What this task involves. Would you repeat the listing exactly but omit every picture?

[Some records]
====================
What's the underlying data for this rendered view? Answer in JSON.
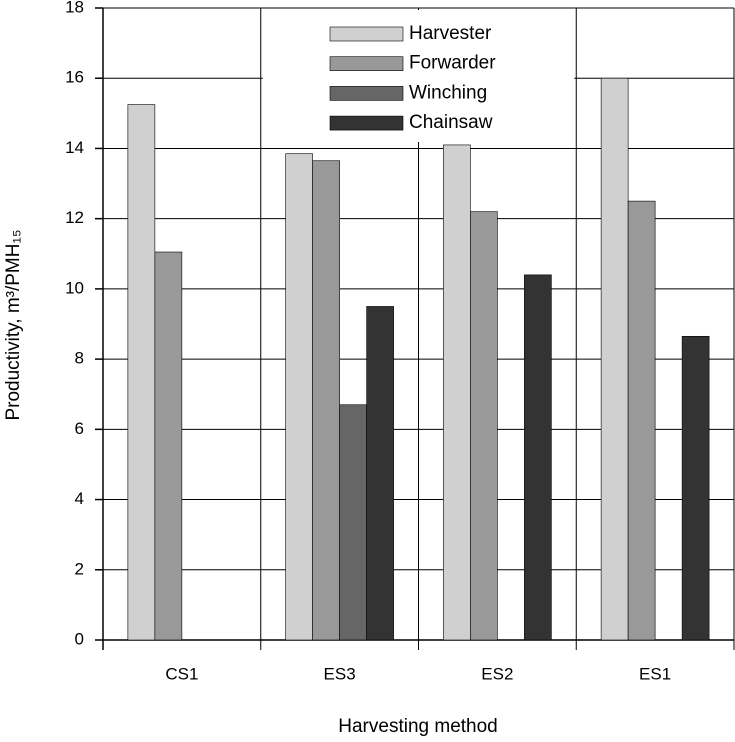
{
  "chart_data": {
    "type": "bar",
    "x_label": "Harvesting method",
    "y_label": "Productivity, m³/PMH₁₅",
    "categories": [
      "CS1",
      "ES3",
      "ES2",
      "ES1"
    ],
    "series": [
      {
        "name": "Harvester",
        "color": "#d0d0d0",
        "values": [
          15.25,
          13.85,
          14.1,
          16.0
        ]
      },
      {
        "name": "Forwarder",
        "color": "#999999",
        "values": [
          11.05,
          13.65,
          12.2,
          12.5
        ]
      },
      {
        "name": "Winching",
        "color": "#666666",
        "values": [
          null,
          6.7,
          null,
          null
        ]
      },
      {
        "name": "Chainsaw",
        "color": "#333333",
        "values": [
          null,
          9.5,
          10.4,
          8.65
        ]
      }
    ],
    "ylim": [
      0,
      18
    ],
    "yticks": [
      0,
      2,
      4,
      6,
      8,
      10,
      12,
      14,
      16,
      18
    ],
    "grid": true,
    "legend": "top"
  }
}
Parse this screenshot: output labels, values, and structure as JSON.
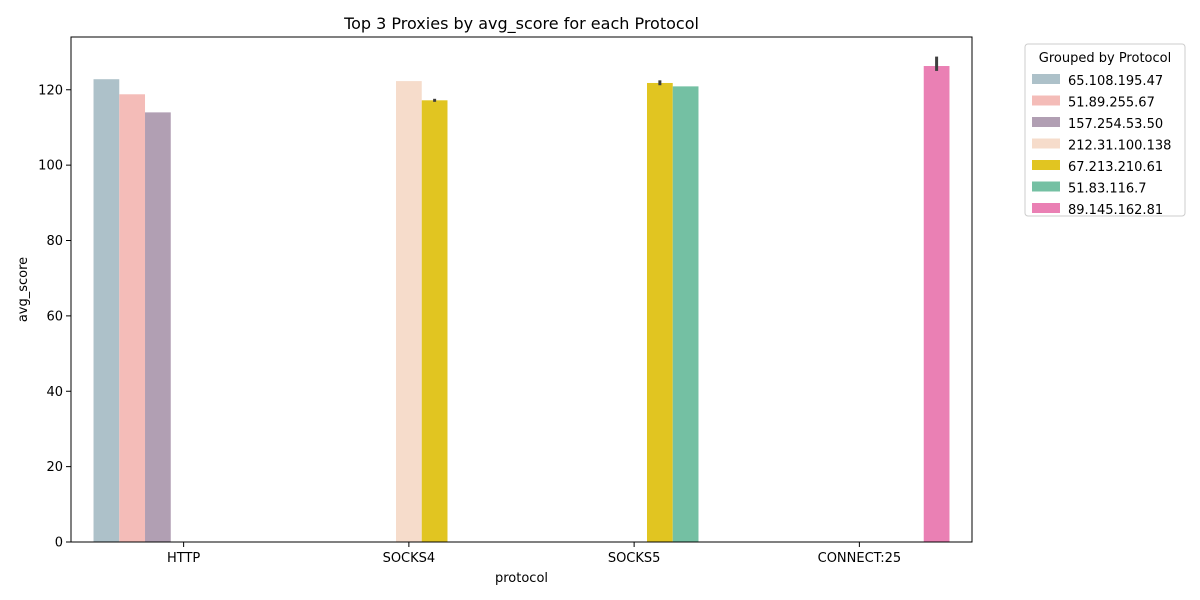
{
  "chart_data": {
    "type": "bar",
    "title": "Top 3 Proxies by avg_score for each Protocol",
    "xlabel": "protocol",
    "ylabel": "avg_score",
    "ylim": [
      0,
      134
    ],
    "yticks": [
      0,
      20,
      40,
      60,
      80,
      100,
      120
    ],
    "categories": [
      "HTTP",
      "SOCKS4",
      "SOCKS5",
      "CONNECT:25"
    ],
    "grid": false,
    "legend": {
      "title": "Grouped by Protocol",
      "placement": "outside-top-right"
    },
    "series": [
      {
        "name": "65.108.195.47",
        "color": "#adc1c9",
        "values": [
          122.8,
          null,
          null,
          null
        ],
        "err_low": [
          null,
          null,
          null,
          null
        ],
        "err_high": [
          null,
          null,
          null,
          null
        ]
      },
      {
        "name": "51.89.255.67",
        "color": "#f4bcb8",
        "values": [
          118.8,
          null,
          null,
          null
        ],
        "err_low": [
          null,
          null,
          null,
          null
        ],
        "err_high": [
          null,
          null,
          null,
          null
        ]
      },
      {
        "name": "157.254.53.50",
        "color": "#b19fb3",
        "values": [
          114.0,
          null,
          null,
          null
        ],
        "err_low": [
          null,
          null,
          null,
          null
        ],
        "err_high": [
          null,
          null,
          null,
          null
        ]
      },
      {
        "name": "212.31.100.138",
        "color": "#f6dccb",
        "values": [
          null,
          122.3,
          null,
          null
        ],
        "err_low": [
          null,
          null,
          null,
          null
        ],
        "err_high": [
          null,
          null,
          null,
          null
        ]
      },
      {
        "name": "67.213.210.61",
        "color": "#e1c521",
        "values": [
          null,
          117.2,
          121.8,
          null
        ],
        "err_low": [
          null,
          116.8,
          121.2,
          null
        ],
        "err_high": [
          null,
          117.6,
          122.5,
          null
        ]
      },
      {
        "name": "51.83.116.7",
        "color": "#74c0a3",
        "values": [
          null,
          null,
          120.9,
          null
        ],
        "err_low": [
          null,
          null,
          null,
          null
        ],
        "err_high": [
          null,
          null,
          null,
          null
        ]
      },
      {
        "name": "89.145.162.81",
        "color": "#ea80b4",
        "values": [
          null,
          null,
          null,
          126.3
        ],
        "err_low": [
          null,
          null,
          null,
          125.0
        ],
        "err_high": [
          null,
          null,
          null,
          128.8
        ]
      }
    ]
  }
}
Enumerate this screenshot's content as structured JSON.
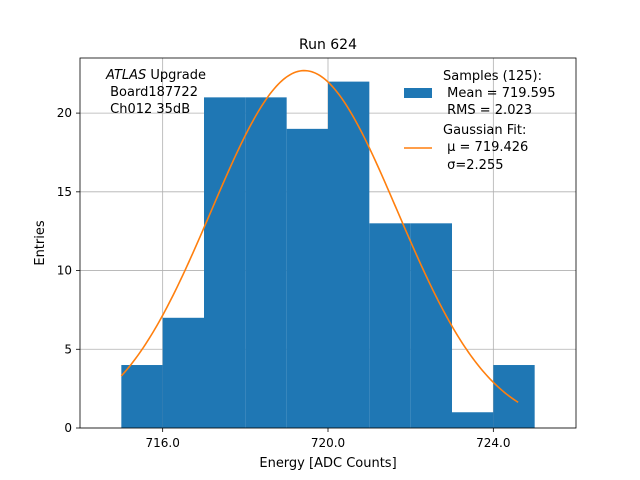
{
  "chart_data": {
    "type": "bar",
    "title": "Run 624",
    "xlabel": "Energy [ADC Counts]",
    "ylabel": "Entries",
    "xlim": [
      714,
      726
    ],
    "ylim": [
      0,
      23.5
    ],
    "xticks": [
      716.0,
      720.0,
      724.0
    ],
    "xtick_labels": [
      "716.0",
      "720.0",
      "724.0"
    ],
    "yticks": [
      0,
      5,
      10,
      15,
      20
    ],
    "ytick_labels": [
      "0",
      "5",
      "10",
      "15",
      "20"
    ],
    "grid": true,
    "histogram": {
      "name": "Samples (125):",
      "color": "#1f77b4",
      "bins": [
        {
          "x0": 715,
          "x1": 716,
          "value": 4
        },
        {
          "x0": 716,
          "x1": 717,
          "value": 7
        },
        {
          "x0": 717,
          "x1": 718,
          "value": 21
        },
        {
          "x0": 718,
          "x1": 719,
          "value": 21
        },
        {
          "x0": 719,
          "x1": 720,
          "value": 19
        },
        {
          "x0": 720,
          "x1": 721,
          "value": 22
        },
        {
          "x0": 721,
          "x1": 722,
          "value": 13
        },
        {
          "x0": 722,
          "x1": 723,
          "value": 13
        },
        {
          "x0": 723,
          "x1": 724,
          "value": 1
        },
        {
          "x0": 724,
          "x1": 725,
          "value": 4
        }
      ]
    },
    "fit": {
      "name": "Gaussian Fit:",
      "color": "#ff7f0e",
      "mu": 719.426,
      "sigma": 2.255,
      "amplitude": 22.7,
      "x_range": [
        715,
        724.6
      ]
    },
    "annotation": {
      "italic_part": "ATLAS",
      "line1_rest": " Upgrade",
      "line2": " Board187722",
      "line3": " Ch012 35dB"
    },
    "legend": {
      "placement": "top-right",
      "hist_lines": [
        "Samples (125):",
        " Mean = 719.595",
        " RMS = 2.023"
      ],
      "fit_lines": [
        "Gaussian Fit:",
        " μ = 719.426",
        " σ=2.255"
      ]
    }
  }
}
====================
Exercise solution.
What's the underlying data for this rendered view? Answer in JSON.
{
  "chart_data": {
    "type": "bar",
    "x_label": "Harvesting method",
    "y_label": "Productivity, m³/PMH₁₅",
    "categories": [
      "CS1",
      "ES3",
      "ES2",
      "ES1"
    ],
    "series": [
      {
        "name": "Harvester",
        "color": "#d0d0d0",
        "values": [
          15.25,
          13.85,
          14.1,
          16.0
        ]
      },
      {
        "name": "Forwarder",
        "color": "#999999",
        "values": [
          11.05,
          13.65,
          12.2,
          12.5
        ]
      },
      {
        "name": "Winching",
        "color": "#666666",
        "values": [
          null,
          6.7,
          null,
          null
        ]
      },
      {
        "name": "Chainsaw",
        "color": "#333333",
        "values": [
          null,
          9.5,
          10.4,
          8.65
        ]
      }
    ],
    "ylim": [
      0,
      18
    ],
    "yticks": [
      0,
      2,
      4,
      6,
      8,
      10,
      12,
      14,
      16,
      18
    ],
    "grid": true,
    "legend": "top"
  }
}
Parse this screenshot: output labels, values, and structure as JSON.
{
  "chart_data": {
    "type": "bar",
    "title": "Top 3 Proxies by avg_score for each Protocol",
    "xlabel": "protocol",
    "ylabel": "avg_score",
    "ylim": [
      0,
      134
    ],
    "yticks": [
      0,
      20,
      40,
      60,
      80,
      100,
      120
    ],
    "categories": [
      "HTTP",
      "SOCKS4",
      "SOCKS5",
      "CONNECT:25"
    ],
    "grid": false,
    "legend": {
      "title": "Grouped by Protocol",
      "placement": "outside-top-right"
    },
    "series": [
      {
        "name": "65.108.195.47",
        "color": "#adc1c9",
        "values": [
          122.8,
          null,
          null,
          null
        ],
        "err_low": [
          null,
          null,
          null,
          null
        ],
        "err_high": [
          null,
          null,
          null,
          null
        ]
      },
      {
        "name": "51.89.255.67",
        "color": "#f4bcb8",
        "values": [
          118.8,
          null,
          null,
          null
        ],
        "err_low": [
          null,
          null,
          null,
          null
        ],
        "err_high": [
          null,
          null,
          null,
          null
        ]
      },
      {
        "name": "157.254.53.50",
        "color": "#b19fb3",
        "values": [
          114.0,
          null,
          null,
          null
        ],
        "err_low": [
          null,
          null,
          null,
          null
        ],
        "err_high": [
          null,
          null,
          null,
          null
        ]
      },
      {
        "name": "212.31.100.138",
        "color": "#f6dccb",
        "values": [
          null,
          122.3,
          null,
          null
        ],
        "err_low": [
          null,
          null,
          null,
          null
        ],
        "err_high": [
          null,
          null,
          null,
          null
        ]
      },
      {
        "name": "67.213.210.61",
        "color": "#e1c521",
        "values": [
          null,
          117.2,
          121.8,
          null
        ],
        "err_low": [
          null,
          116.8,
          121.2,
          null
        ],
        "err_high": [
          null,
          117.6,
          122.5,
          null
        ]
      },
      {
        "name": "51.83.116.7",
        "color": "#74c0a3",
        "values": [
          null,
          null,
          120.9,
          null
        ],
        "err_low": [
          null,
          null,
          null,
          null
        ],
        "err_high": [
          null,
          null,
          null,
          null
        ]
      },
      {
        "name": "89.145.162.81",
        "color": "#ea80b4",
        "values": [
          null,
          null,
          null,
          126.3
        ],
        "err_low": [
          null,
          null,
          null,
          125.0
        ],
        "err_high": [
          null,
          null,
          null,
          128.8
        ]
      }
    ]
  }
}
Enumerate this screenshot's content as structured JSON.
{
  "chart_data": {
    "type": "bar",
    "title": "Run 624",
    "xlabel": "Energy [ADC Counts]",
    "ylabel": "Entries",
    "xlim": [
      714,
      726
    ],
    "ylim": [
      0,
      23.5
    ],
    "xticks": [
      716.0,
      720.0,
      724.0
    ],
    "xtick_labels": [
      "716.0",
      "720.0",
      "724.0"
    ],
    "yticks": [
      0,
      5,
      10,
      15,
      20
    ],
    "ytick_labels": [
      "0",
      "5",
      "10",
      "15",
      "20"
    ],
    "grid": true,
    "histogram": {
      "name": "Samples (125):",
      "color": "#1f77b4",
      "bins": [
        {
          "x0": 715,
          "x1": 716,
          "value": 4
        },
        {
          "x0": 716,
          "x1": 717,
          "value": 7
        },
        {
          "x0": 717,
          "x1": 718,
          "value": 21
        },
        {
          "x0": 718,
          "x1": 719,
          "value": 21
        },
        {
          "x0": 719,
          "x1": 720,
          "value": 19
        },
        {
          "x0": 720,
          "x1": 721,
          "value": 22
        },
        {
          "x0": 721,
          "x1": 722,
          "value": 13
        },
        {
          "x0": 722,
          "x1": 723,
          "value": 13
        },
        {
          "x0": 723,
          "x1": 724,
          "value": 1
        },
        {
          "x0": 724,
          "x1": 725,
          "value": 4
        }
      ]
    },
    "fit": {
      "name": "Gaussian Fit:",
      "color": "#ff7f0e",
      "mu": 719.426,
      "sigma": 2.255,
      "amplitude": 22.7,
      "x_range": [
        715,
        724.6
      ]
    },
    "annotation": {
      "italic_part": "ATLAS",
      "line1_rest": " Upgrade",
      "line2": " Board187722",
      "line3": " Ch012 35dB"
    },
    "legend": {
      "placement": "top-right",
      "hist_lines": [
        "Samples (125):",
        " Mean = 719.595",
        " RMS = 2.023"
      ],
      "fit_lines": [
        "Gaussian Fit:",
        " μ = 719.426",
        " σ=2.255"
      ]
    }
  }
}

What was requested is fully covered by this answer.